▶ _YOUR TASK_
Each entry below is to be transcribed exactly.

▶ _EXTRACTED MATERIAL_
····················
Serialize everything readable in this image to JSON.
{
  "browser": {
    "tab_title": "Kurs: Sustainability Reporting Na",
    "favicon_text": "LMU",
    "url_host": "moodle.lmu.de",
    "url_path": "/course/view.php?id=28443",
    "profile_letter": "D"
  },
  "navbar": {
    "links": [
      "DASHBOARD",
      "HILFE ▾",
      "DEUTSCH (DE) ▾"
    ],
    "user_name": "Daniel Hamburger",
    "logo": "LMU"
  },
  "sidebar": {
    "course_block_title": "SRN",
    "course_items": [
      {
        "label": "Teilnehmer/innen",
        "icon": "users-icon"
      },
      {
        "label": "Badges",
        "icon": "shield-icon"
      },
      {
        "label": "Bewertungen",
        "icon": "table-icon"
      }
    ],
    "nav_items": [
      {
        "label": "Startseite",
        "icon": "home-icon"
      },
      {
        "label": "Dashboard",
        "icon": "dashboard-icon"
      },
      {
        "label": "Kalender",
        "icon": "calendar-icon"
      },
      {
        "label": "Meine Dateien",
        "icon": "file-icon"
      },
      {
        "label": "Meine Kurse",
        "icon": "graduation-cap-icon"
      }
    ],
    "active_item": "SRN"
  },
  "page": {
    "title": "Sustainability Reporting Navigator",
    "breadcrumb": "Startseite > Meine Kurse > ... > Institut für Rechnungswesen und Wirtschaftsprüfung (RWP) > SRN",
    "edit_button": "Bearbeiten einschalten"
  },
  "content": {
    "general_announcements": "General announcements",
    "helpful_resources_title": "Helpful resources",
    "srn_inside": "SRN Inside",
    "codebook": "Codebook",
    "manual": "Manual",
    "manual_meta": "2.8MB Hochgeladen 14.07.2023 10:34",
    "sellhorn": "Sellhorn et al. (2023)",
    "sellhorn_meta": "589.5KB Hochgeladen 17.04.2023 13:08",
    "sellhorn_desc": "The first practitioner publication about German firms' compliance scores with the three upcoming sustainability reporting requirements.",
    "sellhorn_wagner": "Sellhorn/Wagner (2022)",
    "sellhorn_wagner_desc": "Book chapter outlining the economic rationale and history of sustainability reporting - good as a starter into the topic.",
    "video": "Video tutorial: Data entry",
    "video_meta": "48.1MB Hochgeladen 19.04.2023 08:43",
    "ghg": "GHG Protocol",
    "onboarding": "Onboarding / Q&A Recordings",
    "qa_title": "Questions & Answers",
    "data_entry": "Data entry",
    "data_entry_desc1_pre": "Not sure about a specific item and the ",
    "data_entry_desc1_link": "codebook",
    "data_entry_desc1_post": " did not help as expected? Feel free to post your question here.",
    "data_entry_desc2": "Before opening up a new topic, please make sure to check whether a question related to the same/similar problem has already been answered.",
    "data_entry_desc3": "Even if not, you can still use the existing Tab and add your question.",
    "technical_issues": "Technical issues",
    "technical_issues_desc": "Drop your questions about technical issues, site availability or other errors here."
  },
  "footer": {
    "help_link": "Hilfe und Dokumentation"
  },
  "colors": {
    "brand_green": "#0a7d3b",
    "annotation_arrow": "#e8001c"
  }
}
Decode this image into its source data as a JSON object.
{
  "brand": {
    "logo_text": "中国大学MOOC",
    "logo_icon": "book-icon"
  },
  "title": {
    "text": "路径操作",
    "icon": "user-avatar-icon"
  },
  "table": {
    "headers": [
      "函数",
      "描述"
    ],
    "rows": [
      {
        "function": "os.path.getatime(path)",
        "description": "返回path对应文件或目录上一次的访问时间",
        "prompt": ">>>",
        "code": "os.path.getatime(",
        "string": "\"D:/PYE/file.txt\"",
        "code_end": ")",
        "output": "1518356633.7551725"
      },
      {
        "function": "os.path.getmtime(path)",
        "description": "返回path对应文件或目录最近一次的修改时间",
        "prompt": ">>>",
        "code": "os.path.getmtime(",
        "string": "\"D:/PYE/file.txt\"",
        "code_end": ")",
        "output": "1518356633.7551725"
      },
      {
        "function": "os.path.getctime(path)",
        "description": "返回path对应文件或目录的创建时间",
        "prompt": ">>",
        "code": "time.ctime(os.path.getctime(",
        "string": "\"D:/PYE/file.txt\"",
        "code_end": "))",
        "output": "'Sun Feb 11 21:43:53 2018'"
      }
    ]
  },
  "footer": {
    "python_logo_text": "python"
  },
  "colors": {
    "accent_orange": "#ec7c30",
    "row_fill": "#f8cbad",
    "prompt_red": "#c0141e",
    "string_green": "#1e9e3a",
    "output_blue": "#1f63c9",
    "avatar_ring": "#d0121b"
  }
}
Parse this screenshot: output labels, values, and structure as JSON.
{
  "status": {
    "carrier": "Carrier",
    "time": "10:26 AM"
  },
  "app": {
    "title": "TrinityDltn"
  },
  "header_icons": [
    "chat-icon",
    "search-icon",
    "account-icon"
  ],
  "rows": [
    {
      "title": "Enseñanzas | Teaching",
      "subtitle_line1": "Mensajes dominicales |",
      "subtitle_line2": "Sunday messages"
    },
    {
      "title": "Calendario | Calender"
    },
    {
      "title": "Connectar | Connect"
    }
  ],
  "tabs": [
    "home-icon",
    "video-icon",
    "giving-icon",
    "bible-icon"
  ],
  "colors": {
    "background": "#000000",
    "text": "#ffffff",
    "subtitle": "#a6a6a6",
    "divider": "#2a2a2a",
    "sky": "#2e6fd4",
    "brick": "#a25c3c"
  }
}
····················
▶ _RESPONSE TO THE TASK_
Serialize everything readable in this image to JSON.
{
  "browser": {
    "tab_title": "Kurs: Sustainability Reporting Na",
    "favicon_text": "LMU",
    "url_host": "moodle.lmu.de",
    "url_path": "/course/view.php?id=28443",
    "profile_letter": "D"
  },
  "navbar": {
    "links": [
      "DASHBOARD",
      "HILFE ▾",
      "DEUTSCH (DE) ▾"
    ],
    "user_name": "Daniel Hamburger",
    "logo": "LMU"
  },
  "sidebar": {
    "course_block_title": "SRN",
    "course_items": [
      {
        "label": "Teilnehmer/innen",
        "icon": "users-icon"
      },
      {
        "label": "Badges",
        "icon": "shield-icon"
      },
      {
        "label": "Bewertungen",
        "icon": "table-icon"
      }
    ],
    "nav_items": [
      {
        "label": "Startseite",
        "icon": "home-icon"
      },
      {
        "label": "Dashboard",
        "icon": "dashboard-icon"
      },
      {
        "label": "Kalender",
        "icon": "calendar-icon"
      },
      {
        "label": "Meine Dateien",
        "icon": "file-icon"
      },
      {
        "label": "Meine Kurse",
        "icon": "graduation-cap-icon"
      }
    ],
    "active_item": "SRN"
  },
  "page": {
    "title": "Sustainability Reporting Navigator",
    "breadcrumb": "Startseite > Meine Kurse > ... > Institut für Rechnungswesen und Wirtschaftsprüfung (RWP) > SRN",
    "edit_button": "Bearbeiten einschalten"
  },
  "content": {
    "general_announcements": "General announcements",
    "helpful_resources_title": "Helpful resources",
    "srn_inside": "SRN Inside",
    "codebook": "Codebook",
    "manual": "Manual",
    "manual_meta": "2.8MB Hochgeladen 14.07.2023 10:34",
    "sellhorn": "Sellhorn et al. (2023)",
    "sellhorn_meta": "589.5KB Hochgeladen 17.04.2023 13:08",
    "sellhorn_desc": "The first practitioner publication about German firms' compliance scores with the three upcoming sustainability reporting requirements.",
    "sellhorn_wagner": "Sellhorn/Wagner (2022)",
    "sellhorn_wagner_desc": "Book chapter outlining the economic rationale and history of sustainability reporting - good as a starter into the topic.",
    "video": "Video tutorial: Data entry",
    "video_meta": "48.1MB Hochgeladen 19.04.2023 08:43",
    "ghg": "GHG Protocol",
    "onboarding": "Onboarding / Q&A Recordings",
    "qa_title": "Questions & Answers",
    "data_entry": "Data entry",
    "data_entry_desc1_pre": "Not sure about a specific item and the ",
    "data_entry_desc1_link": "codebook",
    "data_entry_desc1_post": " did not help as expected? Feel free to post your question here.",
    "data_entry_desc2": "Before opening up a new topic, please make sure to check whether a question related to the same/similar problem has already been answered.",
    "data_entry_desc3": "Even if not, you can still use the existing Tab and add your question.",
    "technical_issues": "Technical issues",
    "technical_issues_desc": "Drop your questions about technical issues, site availability or other errors here."
  },
  "footer": {
    "help_link": "Hilfe und Dokumentation"
  },
  "colors": {
    "brand_green": "#0a7d3b",
    "annotation_arrow": "#e8001c"
  }
}
Decode this image into its source data as a JSON object.
{
  "brand": {
    "logo_text": "中国大学MOOC",
    "logo_icon": "book-icon"
  },
  "title": {
    "text": "路径操作",
    "icon": "user-avatar-icon"
  },
  "table": {
    "headers": [
      "函数",
      "描述"
    ],
    "rows": [
      {
        "function": "os.path.getatime(path)",
        "description": "返回path对应文件或目录上一次的访问时间",
        "prompt": ">>>",
        "code": "os.path.getatime(",
        "string": "\"D:/PYE/file.txt\"",
        "code_end": ")",
        "output": "1518356633.7551725"
      },
      {
        "function": "os.path.getmtime(path)",
        "description": "返回path对应文件或目录最近一次的修改时间",
        "prompt": ">>>",
        "code": "os.path.getmtime(",
        "string": "\"D:/PYE/file.txt\"",
        "code_end": ")",
        "output": "1518356633.7551725"
      },
      {
        "function": "os.path.getctime(path)",
        "description": "返回path对应文件或目录的创建时间",
        "prompt": ">>",
        "code": "time.ctime(os.path.getctime(",
        "string": "\"D:/PYE/file.txt\"",
        "code_end": "))",
        "output": "'Sun Feb 11 21:43:53 2018'"
      }
    ]
  },
  "footer": {
    "python_logo_text": "python"
  },
  "colors": {
    "accent_orange": "#ec7c30",
    "row_fill": "#f8cbad",
    "prompt_red": "#c0141e",
    "string_green": "#1e9e3a",
    "output_blue": "#1f63c9",
    "avatar_ring": "#d0121b"
  }
}
Parse this screenshot: output labels, values, and structure as JSON.
{
  "status": {
    "carrier": "Carrier",
    "time": "10:26 AM"
  },
  "app": {
    "title": "TrinityDltn"
  },
  "header_icons": [
    "chat-icon",
    "search-icon",
    "account-icon"
  ],
  "rows": [
    {
      "title": "Enseñanzas | Teaching",
      "subtitle_line1": "Mensajes dominicales |",
      "subtitle_line2": "Sunday messages"
    },
    {
      "title": "Calendario | Calender"
    },
    {
      "title": "Connectar | Connect"
    }
  ],
  "tabs": [
    "home-icon",
    "video-icon",
    "giving-icon",
    "bible-icon"
  ],
  "colors": {
    "background": "#000000",
    "text": "#ffffff",
    "subtitle": "#a6a6a6",
    "divider": "#2a2a2a",
    "sky": "#2e6fd4",
    "brick": "#a25c3c"
  }
}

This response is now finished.